- _Task directions_
Which lines contain the string "content"? Please list every one of them.
▬▬▬▬▬▬
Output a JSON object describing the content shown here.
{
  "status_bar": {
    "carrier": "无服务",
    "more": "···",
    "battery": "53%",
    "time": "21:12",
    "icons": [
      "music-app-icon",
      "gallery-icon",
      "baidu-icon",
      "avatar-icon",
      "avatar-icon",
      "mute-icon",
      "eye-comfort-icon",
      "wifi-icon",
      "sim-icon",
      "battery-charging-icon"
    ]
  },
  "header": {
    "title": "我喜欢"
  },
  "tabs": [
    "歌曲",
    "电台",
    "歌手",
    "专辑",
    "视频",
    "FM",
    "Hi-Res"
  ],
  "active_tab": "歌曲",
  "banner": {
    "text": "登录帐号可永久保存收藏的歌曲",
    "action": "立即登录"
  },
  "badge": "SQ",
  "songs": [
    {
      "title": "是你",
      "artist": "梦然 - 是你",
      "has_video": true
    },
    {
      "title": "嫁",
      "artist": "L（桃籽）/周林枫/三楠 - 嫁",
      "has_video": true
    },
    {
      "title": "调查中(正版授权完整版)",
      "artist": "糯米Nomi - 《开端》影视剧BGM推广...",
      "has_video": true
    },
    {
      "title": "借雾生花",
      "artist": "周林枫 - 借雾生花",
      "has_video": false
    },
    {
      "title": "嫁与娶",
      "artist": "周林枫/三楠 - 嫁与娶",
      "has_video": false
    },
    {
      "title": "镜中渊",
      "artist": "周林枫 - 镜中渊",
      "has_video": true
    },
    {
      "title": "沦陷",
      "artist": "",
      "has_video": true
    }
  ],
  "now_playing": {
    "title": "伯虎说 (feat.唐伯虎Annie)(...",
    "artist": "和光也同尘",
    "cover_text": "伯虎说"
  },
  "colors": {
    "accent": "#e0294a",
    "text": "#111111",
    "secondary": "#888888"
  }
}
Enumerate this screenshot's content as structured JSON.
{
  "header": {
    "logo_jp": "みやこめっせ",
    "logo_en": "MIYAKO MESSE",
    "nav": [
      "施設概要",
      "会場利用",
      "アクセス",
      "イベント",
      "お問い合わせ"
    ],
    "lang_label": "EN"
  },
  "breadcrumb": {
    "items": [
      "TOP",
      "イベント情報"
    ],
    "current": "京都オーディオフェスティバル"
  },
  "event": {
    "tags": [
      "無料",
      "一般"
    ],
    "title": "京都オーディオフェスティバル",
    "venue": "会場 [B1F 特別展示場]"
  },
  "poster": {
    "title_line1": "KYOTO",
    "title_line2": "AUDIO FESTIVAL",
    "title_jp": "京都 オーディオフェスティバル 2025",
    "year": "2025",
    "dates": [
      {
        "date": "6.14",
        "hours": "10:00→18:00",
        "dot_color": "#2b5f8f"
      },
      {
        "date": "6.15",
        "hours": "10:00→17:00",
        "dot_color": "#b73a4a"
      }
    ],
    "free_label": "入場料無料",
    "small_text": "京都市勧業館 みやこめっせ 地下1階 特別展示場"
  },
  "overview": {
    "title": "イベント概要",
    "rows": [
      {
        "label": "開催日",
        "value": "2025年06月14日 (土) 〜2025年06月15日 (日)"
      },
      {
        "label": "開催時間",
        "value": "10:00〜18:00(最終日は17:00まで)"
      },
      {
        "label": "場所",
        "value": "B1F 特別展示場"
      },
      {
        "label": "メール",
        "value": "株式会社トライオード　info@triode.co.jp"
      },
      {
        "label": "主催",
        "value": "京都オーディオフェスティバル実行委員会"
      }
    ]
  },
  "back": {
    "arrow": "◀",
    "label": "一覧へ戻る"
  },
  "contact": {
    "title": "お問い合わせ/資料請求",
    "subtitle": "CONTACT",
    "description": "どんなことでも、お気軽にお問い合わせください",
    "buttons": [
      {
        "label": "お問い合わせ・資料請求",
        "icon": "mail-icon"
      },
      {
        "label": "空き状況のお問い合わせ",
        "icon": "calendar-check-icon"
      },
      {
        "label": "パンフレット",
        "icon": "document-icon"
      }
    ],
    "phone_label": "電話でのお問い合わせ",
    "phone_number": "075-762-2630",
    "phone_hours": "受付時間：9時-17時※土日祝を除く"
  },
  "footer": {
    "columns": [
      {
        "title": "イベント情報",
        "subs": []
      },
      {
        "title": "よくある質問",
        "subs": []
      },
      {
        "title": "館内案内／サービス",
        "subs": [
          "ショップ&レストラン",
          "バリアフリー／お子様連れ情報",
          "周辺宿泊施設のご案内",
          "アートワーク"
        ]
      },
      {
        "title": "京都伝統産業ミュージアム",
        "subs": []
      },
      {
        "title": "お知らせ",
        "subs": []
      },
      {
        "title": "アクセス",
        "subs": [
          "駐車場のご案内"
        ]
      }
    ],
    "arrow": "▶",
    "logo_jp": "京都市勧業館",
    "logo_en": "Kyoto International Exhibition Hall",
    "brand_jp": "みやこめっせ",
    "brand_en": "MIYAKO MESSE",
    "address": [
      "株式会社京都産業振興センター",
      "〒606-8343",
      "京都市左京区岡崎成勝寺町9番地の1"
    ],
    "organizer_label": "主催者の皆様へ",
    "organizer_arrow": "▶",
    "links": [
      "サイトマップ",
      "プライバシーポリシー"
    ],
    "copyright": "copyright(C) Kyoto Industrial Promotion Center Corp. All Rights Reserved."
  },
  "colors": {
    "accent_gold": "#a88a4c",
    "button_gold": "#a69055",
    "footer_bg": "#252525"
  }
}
▬▬▬▬▬▬
- _Worked solution_
Output a JSON object describing the content shown here.
Enumerate this screenshot's content as structured JSON.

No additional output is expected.